# [Exercise objective]
Lines that hold the string "ylabel" are to be counted; give only their number.

Excerpts from a figure dataset:
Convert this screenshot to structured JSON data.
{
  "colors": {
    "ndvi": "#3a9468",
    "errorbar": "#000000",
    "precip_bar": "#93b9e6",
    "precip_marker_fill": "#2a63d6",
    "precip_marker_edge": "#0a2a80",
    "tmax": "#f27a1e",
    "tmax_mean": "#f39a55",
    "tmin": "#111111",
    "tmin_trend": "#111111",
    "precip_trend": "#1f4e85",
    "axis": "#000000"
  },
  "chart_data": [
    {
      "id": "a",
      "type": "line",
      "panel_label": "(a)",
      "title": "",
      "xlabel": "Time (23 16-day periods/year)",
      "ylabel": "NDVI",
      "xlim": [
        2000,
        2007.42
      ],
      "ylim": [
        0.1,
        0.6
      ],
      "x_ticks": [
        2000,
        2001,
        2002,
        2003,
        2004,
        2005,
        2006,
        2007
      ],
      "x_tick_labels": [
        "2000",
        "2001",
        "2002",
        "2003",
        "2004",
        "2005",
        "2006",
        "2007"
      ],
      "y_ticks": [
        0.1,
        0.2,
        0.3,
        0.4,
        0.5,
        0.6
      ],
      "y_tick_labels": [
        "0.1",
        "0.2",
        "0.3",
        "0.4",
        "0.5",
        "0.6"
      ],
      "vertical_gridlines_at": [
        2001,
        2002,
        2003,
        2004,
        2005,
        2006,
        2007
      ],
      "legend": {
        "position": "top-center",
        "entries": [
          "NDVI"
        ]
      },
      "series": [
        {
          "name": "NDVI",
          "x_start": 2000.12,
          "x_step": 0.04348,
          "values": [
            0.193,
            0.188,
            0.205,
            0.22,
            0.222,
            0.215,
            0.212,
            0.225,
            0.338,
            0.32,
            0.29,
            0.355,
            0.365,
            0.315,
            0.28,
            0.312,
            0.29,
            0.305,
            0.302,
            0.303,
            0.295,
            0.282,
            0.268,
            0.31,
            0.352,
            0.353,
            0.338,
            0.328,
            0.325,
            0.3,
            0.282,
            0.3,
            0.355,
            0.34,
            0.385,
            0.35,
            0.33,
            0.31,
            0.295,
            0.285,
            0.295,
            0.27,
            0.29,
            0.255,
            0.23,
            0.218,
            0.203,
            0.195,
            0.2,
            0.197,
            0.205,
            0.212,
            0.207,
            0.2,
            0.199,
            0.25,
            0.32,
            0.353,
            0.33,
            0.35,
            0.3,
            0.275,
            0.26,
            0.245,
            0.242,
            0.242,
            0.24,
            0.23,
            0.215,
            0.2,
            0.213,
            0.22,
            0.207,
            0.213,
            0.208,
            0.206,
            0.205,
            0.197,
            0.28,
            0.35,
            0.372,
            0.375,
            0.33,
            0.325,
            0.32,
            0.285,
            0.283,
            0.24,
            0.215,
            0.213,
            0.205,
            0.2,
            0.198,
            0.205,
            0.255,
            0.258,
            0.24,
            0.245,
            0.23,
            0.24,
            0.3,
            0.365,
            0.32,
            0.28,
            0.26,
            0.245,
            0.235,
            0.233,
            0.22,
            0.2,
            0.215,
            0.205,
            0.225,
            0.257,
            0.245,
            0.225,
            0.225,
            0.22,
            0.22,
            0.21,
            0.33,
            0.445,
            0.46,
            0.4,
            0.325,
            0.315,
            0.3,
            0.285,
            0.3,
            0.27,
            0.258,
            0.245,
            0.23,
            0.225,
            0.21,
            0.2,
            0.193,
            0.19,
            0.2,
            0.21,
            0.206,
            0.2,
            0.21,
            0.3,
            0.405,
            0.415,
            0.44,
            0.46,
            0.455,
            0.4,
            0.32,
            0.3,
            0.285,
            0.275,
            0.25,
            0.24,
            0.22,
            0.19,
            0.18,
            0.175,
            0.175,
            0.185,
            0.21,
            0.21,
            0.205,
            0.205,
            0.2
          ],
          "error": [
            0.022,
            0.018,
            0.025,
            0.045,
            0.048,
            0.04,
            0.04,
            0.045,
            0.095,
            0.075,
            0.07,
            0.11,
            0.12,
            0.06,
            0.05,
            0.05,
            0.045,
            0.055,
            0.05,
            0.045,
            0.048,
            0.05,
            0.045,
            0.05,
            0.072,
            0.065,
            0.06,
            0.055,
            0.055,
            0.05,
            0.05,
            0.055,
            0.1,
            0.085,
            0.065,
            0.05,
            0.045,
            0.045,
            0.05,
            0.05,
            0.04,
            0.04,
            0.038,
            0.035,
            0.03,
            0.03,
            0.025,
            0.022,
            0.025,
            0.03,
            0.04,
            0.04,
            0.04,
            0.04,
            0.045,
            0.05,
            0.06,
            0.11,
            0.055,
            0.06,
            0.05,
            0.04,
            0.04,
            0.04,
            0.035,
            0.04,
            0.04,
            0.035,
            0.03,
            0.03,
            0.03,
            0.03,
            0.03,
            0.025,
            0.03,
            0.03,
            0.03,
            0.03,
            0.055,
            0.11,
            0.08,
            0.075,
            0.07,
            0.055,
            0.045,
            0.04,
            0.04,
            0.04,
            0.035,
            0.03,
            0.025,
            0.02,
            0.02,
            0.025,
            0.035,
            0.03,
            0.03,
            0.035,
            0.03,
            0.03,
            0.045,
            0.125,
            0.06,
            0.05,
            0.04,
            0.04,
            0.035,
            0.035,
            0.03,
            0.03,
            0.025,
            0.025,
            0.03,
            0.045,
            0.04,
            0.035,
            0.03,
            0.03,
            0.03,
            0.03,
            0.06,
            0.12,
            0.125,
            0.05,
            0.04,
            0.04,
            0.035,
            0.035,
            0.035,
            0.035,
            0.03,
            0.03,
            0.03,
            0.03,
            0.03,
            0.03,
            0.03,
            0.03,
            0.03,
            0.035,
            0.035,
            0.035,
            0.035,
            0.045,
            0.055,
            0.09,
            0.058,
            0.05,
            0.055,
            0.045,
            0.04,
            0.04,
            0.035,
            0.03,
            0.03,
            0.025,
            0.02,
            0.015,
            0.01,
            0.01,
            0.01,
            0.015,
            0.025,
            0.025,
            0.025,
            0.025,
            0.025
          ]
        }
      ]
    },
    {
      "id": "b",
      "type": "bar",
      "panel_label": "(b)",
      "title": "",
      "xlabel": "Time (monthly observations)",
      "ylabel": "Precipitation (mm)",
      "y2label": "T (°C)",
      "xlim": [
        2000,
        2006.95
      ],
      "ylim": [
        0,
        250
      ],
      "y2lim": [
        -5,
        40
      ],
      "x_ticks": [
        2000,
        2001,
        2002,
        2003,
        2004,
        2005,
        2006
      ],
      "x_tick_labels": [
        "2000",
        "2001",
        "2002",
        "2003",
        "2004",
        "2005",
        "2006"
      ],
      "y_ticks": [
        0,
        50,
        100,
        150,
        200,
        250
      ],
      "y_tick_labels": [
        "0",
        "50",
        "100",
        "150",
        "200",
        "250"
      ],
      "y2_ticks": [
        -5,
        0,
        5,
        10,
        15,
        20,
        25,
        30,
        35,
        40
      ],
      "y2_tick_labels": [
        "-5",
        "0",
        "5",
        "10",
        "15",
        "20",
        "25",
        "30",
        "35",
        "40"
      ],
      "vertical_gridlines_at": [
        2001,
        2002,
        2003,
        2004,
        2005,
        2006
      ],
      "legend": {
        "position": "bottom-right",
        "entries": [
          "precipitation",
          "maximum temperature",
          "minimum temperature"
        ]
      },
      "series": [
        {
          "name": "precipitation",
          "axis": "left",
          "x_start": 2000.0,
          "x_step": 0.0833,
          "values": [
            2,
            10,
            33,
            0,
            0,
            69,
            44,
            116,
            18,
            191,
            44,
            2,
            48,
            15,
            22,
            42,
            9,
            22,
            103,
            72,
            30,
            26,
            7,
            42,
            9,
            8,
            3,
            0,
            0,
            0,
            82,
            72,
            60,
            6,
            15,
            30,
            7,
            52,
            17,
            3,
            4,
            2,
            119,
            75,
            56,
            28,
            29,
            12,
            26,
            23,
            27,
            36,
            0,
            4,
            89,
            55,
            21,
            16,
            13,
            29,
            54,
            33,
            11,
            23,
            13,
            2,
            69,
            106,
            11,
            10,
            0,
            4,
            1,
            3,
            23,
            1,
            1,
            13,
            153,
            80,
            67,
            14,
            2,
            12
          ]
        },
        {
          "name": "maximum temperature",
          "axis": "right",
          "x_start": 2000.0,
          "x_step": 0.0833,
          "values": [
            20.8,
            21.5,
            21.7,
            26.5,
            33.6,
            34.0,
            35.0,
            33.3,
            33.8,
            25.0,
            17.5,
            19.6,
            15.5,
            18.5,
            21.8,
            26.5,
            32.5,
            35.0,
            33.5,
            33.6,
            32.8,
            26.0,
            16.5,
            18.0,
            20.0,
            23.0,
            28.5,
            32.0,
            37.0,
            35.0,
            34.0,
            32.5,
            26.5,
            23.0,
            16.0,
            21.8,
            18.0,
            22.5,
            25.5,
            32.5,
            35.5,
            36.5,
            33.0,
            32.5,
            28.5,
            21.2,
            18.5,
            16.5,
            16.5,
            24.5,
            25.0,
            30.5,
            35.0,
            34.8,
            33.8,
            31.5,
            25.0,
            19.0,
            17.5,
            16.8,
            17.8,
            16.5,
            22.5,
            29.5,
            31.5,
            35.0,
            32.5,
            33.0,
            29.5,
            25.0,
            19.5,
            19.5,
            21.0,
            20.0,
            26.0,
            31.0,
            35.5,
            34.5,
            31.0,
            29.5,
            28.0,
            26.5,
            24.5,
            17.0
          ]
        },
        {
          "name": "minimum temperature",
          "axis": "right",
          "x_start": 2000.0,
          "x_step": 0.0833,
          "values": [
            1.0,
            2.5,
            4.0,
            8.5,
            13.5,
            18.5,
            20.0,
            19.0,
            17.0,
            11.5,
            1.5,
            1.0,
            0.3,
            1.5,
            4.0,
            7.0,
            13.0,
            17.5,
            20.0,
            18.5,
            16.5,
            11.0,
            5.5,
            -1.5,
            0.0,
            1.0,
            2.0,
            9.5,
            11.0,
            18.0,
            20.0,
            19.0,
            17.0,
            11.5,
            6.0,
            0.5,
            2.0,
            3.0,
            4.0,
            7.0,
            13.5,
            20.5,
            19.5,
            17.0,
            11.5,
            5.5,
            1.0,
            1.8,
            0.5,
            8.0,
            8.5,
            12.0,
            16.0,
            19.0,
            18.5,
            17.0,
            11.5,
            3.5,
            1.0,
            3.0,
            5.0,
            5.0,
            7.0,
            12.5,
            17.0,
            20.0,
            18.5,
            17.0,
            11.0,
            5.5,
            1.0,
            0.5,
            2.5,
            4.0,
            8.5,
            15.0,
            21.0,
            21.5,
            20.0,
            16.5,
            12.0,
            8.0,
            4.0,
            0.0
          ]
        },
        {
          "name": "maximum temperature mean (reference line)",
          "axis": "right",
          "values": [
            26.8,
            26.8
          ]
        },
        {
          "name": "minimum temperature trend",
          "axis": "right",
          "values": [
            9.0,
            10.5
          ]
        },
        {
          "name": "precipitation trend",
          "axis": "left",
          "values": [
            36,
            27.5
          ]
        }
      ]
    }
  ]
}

# [Task output]
2